Stored items from a collection:

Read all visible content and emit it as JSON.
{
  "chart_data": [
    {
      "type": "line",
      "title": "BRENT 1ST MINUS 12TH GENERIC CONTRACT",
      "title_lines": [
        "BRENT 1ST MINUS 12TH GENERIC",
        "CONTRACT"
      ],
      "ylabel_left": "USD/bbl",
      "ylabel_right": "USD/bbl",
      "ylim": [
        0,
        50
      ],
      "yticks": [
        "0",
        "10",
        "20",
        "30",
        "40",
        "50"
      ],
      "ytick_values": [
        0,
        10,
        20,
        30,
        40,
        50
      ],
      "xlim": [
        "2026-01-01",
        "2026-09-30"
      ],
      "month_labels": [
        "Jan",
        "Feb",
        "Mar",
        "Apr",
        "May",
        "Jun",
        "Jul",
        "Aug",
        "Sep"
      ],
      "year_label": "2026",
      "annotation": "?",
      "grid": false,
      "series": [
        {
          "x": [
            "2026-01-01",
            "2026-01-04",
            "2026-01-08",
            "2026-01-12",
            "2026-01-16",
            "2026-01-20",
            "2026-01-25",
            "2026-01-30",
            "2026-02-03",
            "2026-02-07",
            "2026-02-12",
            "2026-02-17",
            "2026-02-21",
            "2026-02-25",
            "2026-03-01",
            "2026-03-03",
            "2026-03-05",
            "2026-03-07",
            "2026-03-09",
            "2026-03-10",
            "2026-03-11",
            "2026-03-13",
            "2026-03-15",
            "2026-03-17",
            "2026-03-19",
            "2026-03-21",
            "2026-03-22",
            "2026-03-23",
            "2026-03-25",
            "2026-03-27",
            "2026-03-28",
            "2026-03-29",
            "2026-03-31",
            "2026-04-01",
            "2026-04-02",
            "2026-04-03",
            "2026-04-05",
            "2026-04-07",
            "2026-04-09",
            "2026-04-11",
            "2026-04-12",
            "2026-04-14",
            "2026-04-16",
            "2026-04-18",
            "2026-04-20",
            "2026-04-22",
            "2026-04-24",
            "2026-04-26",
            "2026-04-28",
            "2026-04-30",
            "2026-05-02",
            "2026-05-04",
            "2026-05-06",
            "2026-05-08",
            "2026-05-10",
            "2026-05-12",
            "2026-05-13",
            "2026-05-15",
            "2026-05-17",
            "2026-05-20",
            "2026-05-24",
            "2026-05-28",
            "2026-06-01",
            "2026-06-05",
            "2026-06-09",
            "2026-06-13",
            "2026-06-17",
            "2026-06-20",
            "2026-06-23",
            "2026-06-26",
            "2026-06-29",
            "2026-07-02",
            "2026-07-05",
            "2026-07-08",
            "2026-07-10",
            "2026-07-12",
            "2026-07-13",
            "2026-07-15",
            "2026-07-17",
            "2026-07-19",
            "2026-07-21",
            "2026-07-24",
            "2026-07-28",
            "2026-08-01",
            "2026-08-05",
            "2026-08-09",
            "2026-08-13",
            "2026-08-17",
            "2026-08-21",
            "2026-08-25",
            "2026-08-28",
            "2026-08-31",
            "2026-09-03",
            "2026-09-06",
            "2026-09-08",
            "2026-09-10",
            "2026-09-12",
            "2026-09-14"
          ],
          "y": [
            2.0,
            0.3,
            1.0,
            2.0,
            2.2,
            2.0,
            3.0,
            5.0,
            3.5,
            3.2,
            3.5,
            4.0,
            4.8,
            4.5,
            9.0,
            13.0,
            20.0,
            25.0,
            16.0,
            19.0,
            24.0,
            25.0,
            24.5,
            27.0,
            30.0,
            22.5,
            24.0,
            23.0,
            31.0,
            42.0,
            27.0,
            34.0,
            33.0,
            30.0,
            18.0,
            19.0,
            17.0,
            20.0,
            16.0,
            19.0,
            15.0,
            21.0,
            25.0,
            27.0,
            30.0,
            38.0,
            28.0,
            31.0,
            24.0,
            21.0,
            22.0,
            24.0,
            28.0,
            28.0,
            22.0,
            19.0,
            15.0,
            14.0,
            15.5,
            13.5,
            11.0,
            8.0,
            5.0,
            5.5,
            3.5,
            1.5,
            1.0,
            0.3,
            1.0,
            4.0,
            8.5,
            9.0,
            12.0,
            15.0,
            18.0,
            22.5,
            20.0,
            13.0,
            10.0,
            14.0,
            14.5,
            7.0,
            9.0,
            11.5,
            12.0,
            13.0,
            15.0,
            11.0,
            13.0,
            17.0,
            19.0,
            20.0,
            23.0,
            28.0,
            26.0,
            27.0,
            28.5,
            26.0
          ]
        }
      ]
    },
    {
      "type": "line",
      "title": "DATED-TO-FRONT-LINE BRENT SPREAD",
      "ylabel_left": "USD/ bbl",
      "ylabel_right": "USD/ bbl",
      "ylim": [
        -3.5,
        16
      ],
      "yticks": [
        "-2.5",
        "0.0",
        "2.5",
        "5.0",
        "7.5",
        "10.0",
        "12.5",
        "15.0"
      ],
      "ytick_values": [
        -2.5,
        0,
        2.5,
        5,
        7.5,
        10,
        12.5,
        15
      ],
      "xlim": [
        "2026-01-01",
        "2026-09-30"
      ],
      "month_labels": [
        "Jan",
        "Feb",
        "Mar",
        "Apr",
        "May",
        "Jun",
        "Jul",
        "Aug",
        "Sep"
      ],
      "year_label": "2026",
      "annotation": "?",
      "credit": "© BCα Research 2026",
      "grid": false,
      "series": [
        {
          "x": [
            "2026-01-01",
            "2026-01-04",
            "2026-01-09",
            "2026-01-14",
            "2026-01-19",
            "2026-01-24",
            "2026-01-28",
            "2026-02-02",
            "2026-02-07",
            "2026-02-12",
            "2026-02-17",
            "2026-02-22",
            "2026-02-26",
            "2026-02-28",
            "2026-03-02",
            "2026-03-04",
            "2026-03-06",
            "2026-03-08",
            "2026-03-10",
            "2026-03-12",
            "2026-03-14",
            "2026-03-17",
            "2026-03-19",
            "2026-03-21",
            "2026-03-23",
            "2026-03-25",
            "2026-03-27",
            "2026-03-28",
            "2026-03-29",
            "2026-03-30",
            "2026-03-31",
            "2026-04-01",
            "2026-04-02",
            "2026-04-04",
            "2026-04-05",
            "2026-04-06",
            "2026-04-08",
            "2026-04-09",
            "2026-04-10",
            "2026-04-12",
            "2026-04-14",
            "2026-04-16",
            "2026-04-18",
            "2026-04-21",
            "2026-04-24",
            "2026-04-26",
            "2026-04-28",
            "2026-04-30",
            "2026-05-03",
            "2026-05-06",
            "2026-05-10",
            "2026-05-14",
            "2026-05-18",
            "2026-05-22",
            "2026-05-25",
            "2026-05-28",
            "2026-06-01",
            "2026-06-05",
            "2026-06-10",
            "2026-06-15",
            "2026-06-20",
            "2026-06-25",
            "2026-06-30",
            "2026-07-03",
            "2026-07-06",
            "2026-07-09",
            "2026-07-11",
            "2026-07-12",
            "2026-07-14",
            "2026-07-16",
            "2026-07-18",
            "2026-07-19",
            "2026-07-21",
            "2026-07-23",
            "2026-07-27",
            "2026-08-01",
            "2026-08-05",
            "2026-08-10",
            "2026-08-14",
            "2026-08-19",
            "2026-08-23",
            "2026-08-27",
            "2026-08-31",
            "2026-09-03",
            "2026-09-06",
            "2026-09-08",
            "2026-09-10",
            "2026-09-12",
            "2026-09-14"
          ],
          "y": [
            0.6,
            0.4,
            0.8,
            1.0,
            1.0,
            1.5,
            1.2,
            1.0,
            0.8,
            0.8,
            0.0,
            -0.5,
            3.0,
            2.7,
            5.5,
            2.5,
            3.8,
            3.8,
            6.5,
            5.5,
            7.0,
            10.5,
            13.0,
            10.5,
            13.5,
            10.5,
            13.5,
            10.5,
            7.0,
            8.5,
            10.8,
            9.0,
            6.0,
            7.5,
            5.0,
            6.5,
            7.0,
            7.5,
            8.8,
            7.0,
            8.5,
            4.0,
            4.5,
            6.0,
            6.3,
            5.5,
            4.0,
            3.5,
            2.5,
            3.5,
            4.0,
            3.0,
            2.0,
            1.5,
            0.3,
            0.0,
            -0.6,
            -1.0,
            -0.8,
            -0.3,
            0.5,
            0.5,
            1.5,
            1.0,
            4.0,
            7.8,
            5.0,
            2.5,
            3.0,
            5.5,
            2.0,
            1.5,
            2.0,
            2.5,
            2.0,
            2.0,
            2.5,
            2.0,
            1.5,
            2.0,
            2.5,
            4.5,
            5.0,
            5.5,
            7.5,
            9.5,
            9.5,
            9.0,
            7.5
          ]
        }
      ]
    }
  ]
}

Written problem: Only lines with the word "GENERIC" are wanted, so copy each one from the records.

Result of the exercise:
      "title": "BRENT 1ST MINUS 12TH GENERIC CONTRACT",
        "BRENT 1ST MINUS 12TH GENERIC",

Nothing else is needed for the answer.